----- Task inputs

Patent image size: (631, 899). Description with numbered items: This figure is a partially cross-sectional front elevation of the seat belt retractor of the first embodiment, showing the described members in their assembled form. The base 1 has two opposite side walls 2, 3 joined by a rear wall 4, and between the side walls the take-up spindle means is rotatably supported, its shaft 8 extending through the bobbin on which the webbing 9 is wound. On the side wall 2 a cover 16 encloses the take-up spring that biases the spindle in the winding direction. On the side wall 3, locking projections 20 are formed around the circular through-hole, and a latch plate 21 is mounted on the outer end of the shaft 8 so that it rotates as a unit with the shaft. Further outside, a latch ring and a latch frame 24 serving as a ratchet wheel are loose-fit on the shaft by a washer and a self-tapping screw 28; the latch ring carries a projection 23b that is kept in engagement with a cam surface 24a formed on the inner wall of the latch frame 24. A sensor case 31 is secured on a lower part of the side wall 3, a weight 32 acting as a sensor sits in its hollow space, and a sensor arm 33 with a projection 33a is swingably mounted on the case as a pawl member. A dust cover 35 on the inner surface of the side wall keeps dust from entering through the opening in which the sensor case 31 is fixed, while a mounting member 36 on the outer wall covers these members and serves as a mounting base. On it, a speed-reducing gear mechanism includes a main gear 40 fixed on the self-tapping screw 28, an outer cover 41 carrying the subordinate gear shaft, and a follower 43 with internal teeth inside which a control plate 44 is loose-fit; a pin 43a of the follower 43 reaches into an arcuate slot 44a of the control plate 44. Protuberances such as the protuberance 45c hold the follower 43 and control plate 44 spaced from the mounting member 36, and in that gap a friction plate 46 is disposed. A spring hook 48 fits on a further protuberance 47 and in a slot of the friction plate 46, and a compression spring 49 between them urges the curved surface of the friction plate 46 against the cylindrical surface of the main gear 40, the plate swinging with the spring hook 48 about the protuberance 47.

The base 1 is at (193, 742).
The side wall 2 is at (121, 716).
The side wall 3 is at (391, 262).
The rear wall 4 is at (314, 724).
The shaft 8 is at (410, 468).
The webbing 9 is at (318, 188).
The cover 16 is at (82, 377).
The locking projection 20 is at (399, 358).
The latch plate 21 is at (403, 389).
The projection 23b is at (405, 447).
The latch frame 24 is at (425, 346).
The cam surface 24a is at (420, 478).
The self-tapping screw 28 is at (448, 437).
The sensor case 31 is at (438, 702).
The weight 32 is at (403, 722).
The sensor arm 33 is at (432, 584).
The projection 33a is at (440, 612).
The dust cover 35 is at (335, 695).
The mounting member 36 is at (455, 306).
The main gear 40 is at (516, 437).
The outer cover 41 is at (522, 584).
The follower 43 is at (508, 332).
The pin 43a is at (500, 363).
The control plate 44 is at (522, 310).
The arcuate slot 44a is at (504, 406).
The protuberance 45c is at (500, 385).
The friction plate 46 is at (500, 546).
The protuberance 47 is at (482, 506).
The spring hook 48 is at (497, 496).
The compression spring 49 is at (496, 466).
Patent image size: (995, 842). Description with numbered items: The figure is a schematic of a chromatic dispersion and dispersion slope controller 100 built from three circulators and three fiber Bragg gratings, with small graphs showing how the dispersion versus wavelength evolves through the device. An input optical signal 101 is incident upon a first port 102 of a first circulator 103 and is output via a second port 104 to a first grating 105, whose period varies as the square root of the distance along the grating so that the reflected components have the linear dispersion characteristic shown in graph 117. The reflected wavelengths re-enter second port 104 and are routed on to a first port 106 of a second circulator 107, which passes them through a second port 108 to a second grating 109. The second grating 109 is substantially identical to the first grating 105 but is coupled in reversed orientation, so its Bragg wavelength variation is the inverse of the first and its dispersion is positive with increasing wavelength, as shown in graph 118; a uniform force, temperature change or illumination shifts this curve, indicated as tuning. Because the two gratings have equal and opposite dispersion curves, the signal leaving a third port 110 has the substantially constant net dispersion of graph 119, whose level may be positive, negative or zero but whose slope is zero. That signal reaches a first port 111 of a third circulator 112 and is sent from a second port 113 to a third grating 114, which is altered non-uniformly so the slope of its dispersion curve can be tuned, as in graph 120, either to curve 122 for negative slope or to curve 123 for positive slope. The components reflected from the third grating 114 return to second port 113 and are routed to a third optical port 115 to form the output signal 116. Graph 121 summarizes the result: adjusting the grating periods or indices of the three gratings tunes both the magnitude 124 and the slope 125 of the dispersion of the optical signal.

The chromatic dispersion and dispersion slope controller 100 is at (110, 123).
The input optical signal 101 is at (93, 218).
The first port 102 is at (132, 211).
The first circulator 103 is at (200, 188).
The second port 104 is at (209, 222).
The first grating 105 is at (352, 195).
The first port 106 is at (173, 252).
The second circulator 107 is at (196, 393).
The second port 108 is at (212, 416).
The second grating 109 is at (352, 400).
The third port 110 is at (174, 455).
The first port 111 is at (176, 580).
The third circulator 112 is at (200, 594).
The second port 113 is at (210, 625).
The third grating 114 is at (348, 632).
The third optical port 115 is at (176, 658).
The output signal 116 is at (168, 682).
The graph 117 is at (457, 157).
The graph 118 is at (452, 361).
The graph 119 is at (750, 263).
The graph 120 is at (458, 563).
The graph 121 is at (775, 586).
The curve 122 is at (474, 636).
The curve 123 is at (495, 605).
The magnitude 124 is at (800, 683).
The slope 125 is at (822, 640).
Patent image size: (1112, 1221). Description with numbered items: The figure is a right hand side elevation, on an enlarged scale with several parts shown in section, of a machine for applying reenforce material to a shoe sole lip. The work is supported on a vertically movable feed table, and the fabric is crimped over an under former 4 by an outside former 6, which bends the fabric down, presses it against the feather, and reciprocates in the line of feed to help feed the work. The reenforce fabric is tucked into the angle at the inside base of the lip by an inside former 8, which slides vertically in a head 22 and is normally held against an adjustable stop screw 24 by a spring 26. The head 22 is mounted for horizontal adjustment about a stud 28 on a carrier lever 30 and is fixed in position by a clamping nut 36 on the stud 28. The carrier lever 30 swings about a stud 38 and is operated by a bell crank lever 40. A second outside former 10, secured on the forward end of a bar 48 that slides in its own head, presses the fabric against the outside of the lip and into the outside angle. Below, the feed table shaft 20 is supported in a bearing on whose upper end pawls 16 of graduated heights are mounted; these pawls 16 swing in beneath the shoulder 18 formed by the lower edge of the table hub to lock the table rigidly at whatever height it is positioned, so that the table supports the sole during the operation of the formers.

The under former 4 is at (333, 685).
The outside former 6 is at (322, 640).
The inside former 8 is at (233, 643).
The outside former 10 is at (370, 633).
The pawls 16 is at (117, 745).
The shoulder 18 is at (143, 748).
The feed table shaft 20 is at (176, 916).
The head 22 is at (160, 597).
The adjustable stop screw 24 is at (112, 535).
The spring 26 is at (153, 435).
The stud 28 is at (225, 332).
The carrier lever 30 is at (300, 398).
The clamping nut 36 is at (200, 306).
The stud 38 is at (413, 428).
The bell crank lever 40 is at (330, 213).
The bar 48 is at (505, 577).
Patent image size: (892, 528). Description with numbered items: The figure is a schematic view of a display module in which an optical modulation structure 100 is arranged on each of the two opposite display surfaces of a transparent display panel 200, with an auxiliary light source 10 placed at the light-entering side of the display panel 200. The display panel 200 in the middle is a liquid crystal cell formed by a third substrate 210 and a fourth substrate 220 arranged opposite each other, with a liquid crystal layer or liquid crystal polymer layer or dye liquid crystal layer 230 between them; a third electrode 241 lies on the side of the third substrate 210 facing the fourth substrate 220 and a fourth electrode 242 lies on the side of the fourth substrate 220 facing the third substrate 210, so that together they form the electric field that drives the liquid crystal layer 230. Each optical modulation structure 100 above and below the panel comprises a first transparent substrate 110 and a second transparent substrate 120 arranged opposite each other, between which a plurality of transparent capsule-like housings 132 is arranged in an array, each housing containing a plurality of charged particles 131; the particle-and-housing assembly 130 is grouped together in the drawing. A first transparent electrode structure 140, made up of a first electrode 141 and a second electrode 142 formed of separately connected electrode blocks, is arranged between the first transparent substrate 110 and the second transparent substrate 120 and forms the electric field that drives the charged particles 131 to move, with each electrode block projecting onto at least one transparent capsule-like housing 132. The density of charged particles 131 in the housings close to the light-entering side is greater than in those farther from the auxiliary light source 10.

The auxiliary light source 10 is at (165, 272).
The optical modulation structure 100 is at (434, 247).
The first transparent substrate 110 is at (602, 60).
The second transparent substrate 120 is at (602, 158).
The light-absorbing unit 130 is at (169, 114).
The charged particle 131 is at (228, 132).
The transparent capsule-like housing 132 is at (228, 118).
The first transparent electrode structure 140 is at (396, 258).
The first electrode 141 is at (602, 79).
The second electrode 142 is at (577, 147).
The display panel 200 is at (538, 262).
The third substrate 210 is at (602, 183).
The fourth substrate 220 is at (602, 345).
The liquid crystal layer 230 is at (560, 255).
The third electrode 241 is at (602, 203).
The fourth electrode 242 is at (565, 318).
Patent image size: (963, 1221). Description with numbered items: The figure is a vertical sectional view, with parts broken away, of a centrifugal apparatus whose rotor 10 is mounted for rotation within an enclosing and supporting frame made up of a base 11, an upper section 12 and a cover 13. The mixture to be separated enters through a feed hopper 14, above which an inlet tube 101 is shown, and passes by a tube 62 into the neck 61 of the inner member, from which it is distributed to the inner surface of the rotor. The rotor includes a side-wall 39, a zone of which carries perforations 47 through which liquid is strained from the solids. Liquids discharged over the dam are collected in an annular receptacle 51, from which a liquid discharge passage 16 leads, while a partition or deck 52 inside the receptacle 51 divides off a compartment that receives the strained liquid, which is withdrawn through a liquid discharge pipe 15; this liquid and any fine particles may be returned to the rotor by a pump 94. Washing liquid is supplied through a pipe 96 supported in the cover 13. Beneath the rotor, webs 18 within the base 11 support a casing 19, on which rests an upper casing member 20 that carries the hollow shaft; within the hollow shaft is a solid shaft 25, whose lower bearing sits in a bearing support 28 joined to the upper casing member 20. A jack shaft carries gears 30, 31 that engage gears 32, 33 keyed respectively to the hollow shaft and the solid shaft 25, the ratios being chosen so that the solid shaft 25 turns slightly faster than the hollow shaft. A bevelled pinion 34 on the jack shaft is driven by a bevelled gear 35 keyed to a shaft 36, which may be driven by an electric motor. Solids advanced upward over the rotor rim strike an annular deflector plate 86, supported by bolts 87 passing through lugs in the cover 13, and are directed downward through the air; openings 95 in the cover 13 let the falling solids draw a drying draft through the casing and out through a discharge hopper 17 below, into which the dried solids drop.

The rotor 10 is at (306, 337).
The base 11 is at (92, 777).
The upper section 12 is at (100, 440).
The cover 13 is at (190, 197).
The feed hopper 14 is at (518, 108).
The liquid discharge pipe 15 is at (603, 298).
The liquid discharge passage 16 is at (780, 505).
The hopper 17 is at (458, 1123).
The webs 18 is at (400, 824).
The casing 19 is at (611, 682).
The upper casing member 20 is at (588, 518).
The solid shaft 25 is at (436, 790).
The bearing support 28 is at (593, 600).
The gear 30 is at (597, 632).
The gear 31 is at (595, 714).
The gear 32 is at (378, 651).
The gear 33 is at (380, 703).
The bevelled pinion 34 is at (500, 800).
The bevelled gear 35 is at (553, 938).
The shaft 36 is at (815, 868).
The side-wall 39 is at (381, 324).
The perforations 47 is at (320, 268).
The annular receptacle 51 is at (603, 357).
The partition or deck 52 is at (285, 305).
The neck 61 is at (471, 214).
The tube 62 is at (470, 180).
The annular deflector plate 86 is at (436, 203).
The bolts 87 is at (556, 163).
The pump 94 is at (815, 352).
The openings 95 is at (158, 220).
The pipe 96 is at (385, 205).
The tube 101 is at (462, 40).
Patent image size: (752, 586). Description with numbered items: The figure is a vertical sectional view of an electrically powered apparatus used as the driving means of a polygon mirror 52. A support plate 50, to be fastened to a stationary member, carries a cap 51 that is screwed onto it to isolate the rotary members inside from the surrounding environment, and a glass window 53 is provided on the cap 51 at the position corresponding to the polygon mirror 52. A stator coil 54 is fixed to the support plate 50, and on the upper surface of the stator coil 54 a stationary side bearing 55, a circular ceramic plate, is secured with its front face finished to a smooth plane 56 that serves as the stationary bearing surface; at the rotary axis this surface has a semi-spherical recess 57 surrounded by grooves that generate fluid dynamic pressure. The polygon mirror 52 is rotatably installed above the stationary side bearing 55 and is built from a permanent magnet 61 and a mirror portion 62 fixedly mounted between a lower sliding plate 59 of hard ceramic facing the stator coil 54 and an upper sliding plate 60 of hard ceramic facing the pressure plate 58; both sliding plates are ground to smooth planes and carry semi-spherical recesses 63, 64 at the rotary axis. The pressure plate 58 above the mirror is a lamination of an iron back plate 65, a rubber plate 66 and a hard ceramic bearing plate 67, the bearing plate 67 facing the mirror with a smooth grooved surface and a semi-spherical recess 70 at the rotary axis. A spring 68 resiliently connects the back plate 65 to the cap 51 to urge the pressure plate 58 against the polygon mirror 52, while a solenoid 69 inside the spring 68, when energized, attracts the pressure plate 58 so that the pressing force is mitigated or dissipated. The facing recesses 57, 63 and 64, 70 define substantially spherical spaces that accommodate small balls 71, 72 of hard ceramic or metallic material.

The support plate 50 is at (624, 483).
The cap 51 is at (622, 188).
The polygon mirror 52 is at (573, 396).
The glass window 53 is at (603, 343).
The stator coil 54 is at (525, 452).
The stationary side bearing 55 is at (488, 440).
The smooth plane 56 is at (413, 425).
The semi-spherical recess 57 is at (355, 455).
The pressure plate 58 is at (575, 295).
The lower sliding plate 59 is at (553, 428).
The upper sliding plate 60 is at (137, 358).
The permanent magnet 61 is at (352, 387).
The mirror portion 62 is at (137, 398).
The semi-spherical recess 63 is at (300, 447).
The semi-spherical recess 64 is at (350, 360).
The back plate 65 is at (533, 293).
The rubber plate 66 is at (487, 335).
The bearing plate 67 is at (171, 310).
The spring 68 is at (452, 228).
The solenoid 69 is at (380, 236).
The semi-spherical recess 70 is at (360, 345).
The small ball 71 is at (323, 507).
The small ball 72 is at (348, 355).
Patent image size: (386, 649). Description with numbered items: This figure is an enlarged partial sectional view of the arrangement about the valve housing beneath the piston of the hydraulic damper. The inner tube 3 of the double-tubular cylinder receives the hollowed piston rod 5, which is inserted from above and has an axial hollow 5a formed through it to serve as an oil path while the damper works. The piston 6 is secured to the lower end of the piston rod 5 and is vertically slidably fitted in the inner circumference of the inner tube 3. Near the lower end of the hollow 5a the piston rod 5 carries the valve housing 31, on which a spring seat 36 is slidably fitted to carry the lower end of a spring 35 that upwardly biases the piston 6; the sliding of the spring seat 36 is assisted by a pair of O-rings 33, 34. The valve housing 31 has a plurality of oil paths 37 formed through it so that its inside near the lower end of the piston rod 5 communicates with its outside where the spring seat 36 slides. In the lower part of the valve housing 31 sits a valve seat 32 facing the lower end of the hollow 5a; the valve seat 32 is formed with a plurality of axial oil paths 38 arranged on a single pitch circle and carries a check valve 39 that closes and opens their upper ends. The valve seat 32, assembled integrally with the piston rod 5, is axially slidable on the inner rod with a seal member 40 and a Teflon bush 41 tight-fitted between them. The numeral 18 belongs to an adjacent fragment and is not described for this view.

----------

Required work | Copy the items from the line with "Patent image size: (963, 1221)." through the line with "The base 11 is at (92, 777).", both included, substituting "bin" for "hopper" and changing nothing else.

Exercise answer |
Patent image size: (963, 1221). Description with numbered items: The figure is a vertical sectional view, with parts broken away, of a centrifugal apparatus whose rotor 10 is mounted for rotation within an enclosing and supporting frame made up of a base 11, an upper section 12 and a cover 13. The mixture to be separated enters through a feed bin 14, above which an inlet tube 101 is shown, and passes by a tube 62 into the neck 61 of the inner member, from which it is distributed to the inner surface of the rotor. The rotor includes a side-wall 39, a zone of which carries perforations 47 through which liquid is strained from the solids. Liquids discharged over the dam are collected in an annular receptacle 51, from which a liquid discharge passage 16 leads, while a partition or deck 52 inside the receptacle 51 divides off a compartment that receives the strained liquid, which is withdrawn through a liquid discharge pipe 15; this liquid and any fine particles may be returned to the rotor by a pump 94. Washing liquid is supplied through a pipe 96 supported in the cover 13. Beneath the rotor, webs 18 within the base 11 support a casing 19, on which rests an upper casing member 20 that carries the hollow shaft; within the hollow shaft is a solid shaft 25, whose lower bearing sits in a bearing support 28 joined to the upper casing member 20. A jack shaft carries gears 30, 31 that engage gears 32, 33 keyed respectively to the hollow shaft and the solid shaft 25, the ratios being chosen so that the solid shaft 25 turns slightly faster than the hollow shaft. A bevelled pinion 34 on the jack shaft is driven by a bevelled gear 35 keyed to a shaft 36, which may be driven by an electric motor. Solids advanced upward over the rotor rim strike an annular deflector plate 86, supported by bolts 87 passing through lugs in the cover 13, and are directed downward through the air; openings 95 in the cover 13 let the falling solids draw a drying draft through the casing and out through a discharge bin 17 below, into which the dried solids drop.

The rotor 10 is at (306, 337).
The base 11 is at (92, 777).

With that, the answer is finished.